*** Data extract ***

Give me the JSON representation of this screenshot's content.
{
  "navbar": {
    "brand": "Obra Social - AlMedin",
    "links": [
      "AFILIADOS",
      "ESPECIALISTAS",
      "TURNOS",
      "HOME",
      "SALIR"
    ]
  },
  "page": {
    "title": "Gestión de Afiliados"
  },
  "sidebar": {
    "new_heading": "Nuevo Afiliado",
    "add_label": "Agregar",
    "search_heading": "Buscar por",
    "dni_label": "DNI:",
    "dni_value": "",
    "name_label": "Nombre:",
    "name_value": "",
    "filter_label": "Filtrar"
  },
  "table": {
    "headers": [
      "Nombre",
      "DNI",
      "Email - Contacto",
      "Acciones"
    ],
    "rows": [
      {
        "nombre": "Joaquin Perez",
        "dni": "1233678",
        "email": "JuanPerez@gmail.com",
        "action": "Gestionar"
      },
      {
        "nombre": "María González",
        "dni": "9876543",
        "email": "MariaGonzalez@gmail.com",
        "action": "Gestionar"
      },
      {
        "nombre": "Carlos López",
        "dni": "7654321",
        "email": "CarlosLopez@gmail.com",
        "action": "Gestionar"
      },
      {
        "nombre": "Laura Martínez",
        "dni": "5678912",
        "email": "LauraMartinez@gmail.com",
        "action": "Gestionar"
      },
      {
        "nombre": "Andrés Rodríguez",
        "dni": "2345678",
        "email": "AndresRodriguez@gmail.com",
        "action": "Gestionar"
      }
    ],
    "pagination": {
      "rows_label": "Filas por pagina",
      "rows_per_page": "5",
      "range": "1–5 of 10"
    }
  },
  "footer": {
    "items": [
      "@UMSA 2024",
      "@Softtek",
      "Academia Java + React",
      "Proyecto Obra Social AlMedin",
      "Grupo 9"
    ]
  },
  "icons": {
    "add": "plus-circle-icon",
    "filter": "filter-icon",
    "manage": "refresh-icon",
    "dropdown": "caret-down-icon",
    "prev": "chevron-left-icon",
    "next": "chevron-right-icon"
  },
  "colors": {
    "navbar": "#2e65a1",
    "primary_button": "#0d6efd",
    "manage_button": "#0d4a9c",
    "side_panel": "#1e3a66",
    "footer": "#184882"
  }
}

***

**Objective:** Collect each line above holding the string "Social".

**Result for this exercise:**
    "brand": "Obra Social - AlMedin",
      "Proyecto Obra Social AlMedin",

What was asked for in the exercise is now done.